__Exercise__. The entries below are to be repeated exactly as they stand.

__Information given__.

-*-*-

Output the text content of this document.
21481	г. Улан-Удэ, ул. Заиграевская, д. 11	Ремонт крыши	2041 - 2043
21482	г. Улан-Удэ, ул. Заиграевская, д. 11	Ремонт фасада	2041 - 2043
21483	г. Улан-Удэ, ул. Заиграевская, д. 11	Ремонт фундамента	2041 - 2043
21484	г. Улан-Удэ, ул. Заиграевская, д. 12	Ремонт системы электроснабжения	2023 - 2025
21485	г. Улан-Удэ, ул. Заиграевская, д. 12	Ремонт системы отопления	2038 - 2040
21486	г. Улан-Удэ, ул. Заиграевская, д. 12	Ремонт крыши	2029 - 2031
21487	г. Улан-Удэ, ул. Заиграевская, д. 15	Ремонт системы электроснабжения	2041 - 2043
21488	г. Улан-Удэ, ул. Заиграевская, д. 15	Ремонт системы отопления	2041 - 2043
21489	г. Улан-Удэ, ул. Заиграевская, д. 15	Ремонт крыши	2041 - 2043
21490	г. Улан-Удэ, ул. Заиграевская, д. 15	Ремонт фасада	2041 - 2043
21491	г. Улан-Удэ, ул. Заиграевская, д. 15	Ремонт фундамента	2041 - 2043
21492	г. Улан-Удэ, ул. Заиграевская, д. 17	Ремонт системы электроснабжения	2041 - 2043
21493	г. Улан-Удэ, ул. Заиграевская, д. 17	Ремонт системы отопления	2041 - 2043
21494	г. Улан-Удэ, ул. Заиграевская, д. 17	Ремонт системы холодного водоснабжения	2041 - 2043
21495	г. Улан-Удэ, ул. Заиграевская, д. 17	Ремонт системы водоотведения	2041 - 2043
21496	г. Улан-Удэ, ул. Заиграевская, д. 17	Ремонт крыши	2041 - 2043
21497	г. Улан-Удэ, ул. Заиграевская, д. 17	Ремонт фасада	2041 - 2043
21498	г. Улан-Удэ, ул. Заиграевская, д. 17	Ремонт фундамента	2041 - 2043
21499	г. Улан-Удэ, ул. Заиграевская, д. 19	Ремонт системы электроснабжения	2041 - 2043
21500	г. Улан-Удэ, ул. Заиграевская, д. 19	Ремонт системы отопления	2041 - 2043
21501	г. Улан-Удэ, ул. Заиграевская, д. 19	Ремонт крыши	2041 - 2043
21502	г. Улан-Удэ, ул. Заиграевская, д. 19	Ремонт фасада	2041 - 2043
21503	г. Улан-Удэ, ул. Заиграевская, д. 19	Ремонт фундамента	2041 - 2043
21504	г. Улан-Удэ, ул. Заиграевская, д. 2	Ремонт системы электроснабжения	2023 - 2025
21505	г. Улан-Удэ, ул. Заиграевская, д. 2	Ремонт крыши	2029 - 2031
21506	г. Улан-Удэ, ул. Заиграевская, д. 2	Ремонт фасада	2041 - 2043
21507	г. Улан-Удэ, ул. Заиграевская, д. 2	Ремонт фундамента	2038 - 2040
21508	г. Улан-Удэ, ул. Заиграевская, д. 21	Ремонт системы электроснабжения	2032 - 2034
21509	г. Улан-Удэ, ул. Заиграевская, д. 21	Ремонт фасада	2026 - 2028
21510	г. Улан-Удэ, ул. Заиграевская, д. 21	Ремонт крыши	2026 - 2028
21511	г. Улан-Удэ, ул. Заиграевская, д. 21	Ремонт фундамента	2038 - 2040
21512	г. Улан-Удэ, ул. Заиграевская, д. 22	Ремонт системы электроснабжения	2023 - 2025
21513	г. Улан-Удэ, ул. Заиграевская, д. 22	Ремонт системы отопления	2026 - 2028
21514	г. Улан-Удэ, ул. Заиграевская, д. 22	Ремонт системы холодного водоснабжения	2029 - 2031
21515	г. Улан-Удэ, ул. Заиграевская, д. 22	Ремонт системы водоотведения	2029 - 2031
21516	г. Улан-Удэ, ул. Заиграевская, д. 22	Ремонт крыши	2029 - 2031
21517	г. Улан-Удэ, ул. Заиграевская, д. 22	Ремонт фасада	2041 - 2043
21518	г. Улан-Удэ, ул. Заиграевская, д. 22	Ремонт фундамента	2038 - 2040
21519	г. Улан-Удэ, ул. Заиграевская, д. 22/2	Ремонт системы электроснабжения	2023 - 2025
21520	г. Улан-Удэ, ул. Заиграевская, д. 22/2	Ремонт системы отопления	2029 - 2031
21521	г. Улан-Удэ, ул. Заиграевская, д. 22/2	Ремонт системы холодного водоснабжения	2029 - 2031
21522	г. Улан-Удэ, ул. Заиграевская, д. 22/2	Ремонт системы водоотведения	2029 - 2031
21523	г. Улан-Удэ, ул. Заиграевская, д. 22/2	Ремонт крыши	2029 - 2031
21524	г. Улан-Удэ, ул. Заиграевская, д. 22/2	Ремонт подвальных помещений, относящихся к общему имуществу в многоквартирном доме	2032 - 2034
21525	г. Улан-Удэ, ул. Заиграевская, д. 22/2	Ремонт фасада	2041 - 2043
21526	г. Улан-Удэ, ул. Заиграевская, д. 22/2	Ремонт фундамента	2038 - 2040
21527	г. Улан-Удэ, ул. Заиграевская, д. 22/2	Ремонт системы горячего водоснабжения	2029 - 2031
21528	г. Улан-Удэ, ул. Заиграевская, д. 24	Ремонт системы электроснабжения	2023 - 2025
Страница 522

-*-*-

__Correct output__.
Output the text content of this document.
21481	г. Улан-Удэ, ул. Заиграевская, д. 11	Ремонт крыши	2041 - 2043
21482	г. Улан-Удэ, ул. Заиграевская, д. 11	Ремонт фасада	2041 - 2043
21483	г. Улан-Удэ, ул. Заиграевская, д. 11	Ремонт фундамента	2041 - 2043
21484	г. Улан-Удэ, ул. Заиграевская, д. 12	Ремонт системы электроснабжения	2023 - 2025
21485	г. Улан-Удэ, ул. Заиграевская, д. 12	Ремонт системы отопления	2038 - 2040
21486	г. Улан-Удэ, ул. Заиграевская, д. 12	Ремонт крыши	2029 - 2031
21487	г. Улан-Удэ, ул. Заиграевская, д. 15	Ремонт системы электроснабжения	2041 - 2043
21488	г. Улан-Удэ, ул. Заиграевская, д. 15	Ремонт системы отопления	2041 - 2043
21489	г. Улан-Удэ, ул. Заиграевская, д. 15	Ремонт крыши	2041 - 2043
21490	г. Улан-Удэ, ул. Заиграевская, д. 15	Ремонт фасада	2041 - 2043
21491	г. Улан-Удэ, ул. Заиграевская, д. 15	Ремонт фундамента	2041 - 2043
21492	г. Улан-Удэ, ул. Заиграевская, д. 17	Ремонт системы электроснабжения	2041 - 2043
21493	г. Улан-Удэ, ул. Заиграевская, д. 17	Ремонт системы отопления	2041 - 2043
21494	г. Улан-Удэ, ул. Заиграевская, д. 17	Ремонт системы холодного водоснабжения	2041 - 2043
21495	г. Улан-Удэ, ул. Заиграевская, д. 17	Ремонт системы водоотведения	2041 - 2043
21496	г. Улан-Удэ, ул. Заиграевская, д. 17	Ремонт крыши	2041 - 2043
21497	г. Улан-Удэ, ул. Заиграевская, д. 17	Ремонт фасада	2041 - 2043
21498	г. Улан-Удэ, ул. Заиграевская, д. 17	Ремонт фундамента	2041 - 2043
21499	г. Улан-Удэ, ул. Заиграевская, д. 19	Ремонт системы электроснабжения	2041 - 2043
21500	г. Улан-Удэ, ул. Заиграевская, д. 19	Ремонт системы отопления	2041 - 2043
21501	г. Улан-Удэ, ул. Заиграевская, д. 19	Ремонт крыши	2041 - 2043
21502	г. Улан-Удэ, ул. Заиграевская, д. 19	Ремонт фасада	2041 - 2043
21503	г. Улан-Удэ, ул. Заиграевская, д. 19	Ремонт фундамента	2041 - 2043
21504	г. Улан-Удэ, ул. Заиграевская, д. 2	Ремонт системы электроснабжения	2023 - 2025
21505	г. Улан-Удэ, ул. Заиграевская, д. 2	Ремонт крыши	2029 - 2031
21506	г. Улан-Удэ, ул. Заиграевская, д. 2	Ремонт фасада	2041 - 2043
21507	г. Улан-Удэ, ул. Заиграевская, д. 2	Ремонт фундамента	2038 - 2040
21508	г. Улан-Удэ, ул. Заиграевская, д. 21	Ремонт системы электроснабжения	2032 - 2034
21509	г. Улан-Удэ, ул. Заиграевская, д. 21	Ремонт фасада	2026 - 2028
21510	г. Улан-Удэ, ул. Заиграевская, д. 21	Ремонт крыши	2026 - 2028
21511	г. Улан-Удэ, ул. Заиграевская, д. 21	Ремонт фундамента	2038 - 2040
21512	г. Улан-Удэ, ул. Заиграевская, д. 22	Ремонт системы электроснабжения	2023 - 2025
21513	г. Улан-Удэ, ул. Заиграевская, д. 22	Ремонт системы отопления	2026 - 2028
21514	г. Улан-Удэ, ул. Заиграевская, д. 22	Ремонт системы холодного водоснабжения	2029 - 2031
21515	г. Улан-Удэ, ул. Заиграевская, д. 22	Ремонт системы водоотведения	2029 - 2031
21516	г. Улан-Удэ, ул. Заиграевская, д. 22	Ремонт крыши	2029 - 2031
21517	г. Улан-Удэ, ул. Заиграевская, д. 22	Ремонт фасада	2041 - 2043
21518	г. Улан-Удэ, ул. Заиграевская, д. 22	Ремонт фундамента	2038 - 2040
21519	г. Улан-Удэ, ул. Заиграевская, д. 22/2	Ремонт системы электроснабжения	2023 - 2025
21520	г. Улан-Удэ, ул. Заиграевская, д. 22/2	Ремонт системы отопления	2029 - 2031
21521	г. Улан-Удэ, ул. Заиграевская, д. 22/2	Ремонт системы холодного водоснабжения	2029 - 2031
21522	г. Улан-Удэ, ул. Заиграевская, д. 22/2	Ремонт системы водоотведения	2029 - 2031
21523	г. Улан-Удэ, ул. Заиграевская, д. 22/2	Ремонт крыши	2029 - 2031
21524	г. Улан-Удэ, ул. Заиграевская, д. 22/2	Ремонт подвальных помещений, относящихся к общему имуществу в многоквартирном доме	2032 - 2034
21525	г. Улан-Удэ, ул. Заиграевская, д. 22/2	Ремонт фасада	2041 - 2043
21526	г. Улан-Удэ, ул. Заиграевская, д. 22/2	Ремонт фундамента	2038 - 2040
21527	г. Улан-Удэ, ул. Заиграевская, д. 22/2	Ремонт системы горячего водоснабжения	2029 - 2031
21528	г. Улан-Удэ, ул. Заиграевская, д. 24	Ремонт системы электроснабжения	2023 - 2025
Страница 522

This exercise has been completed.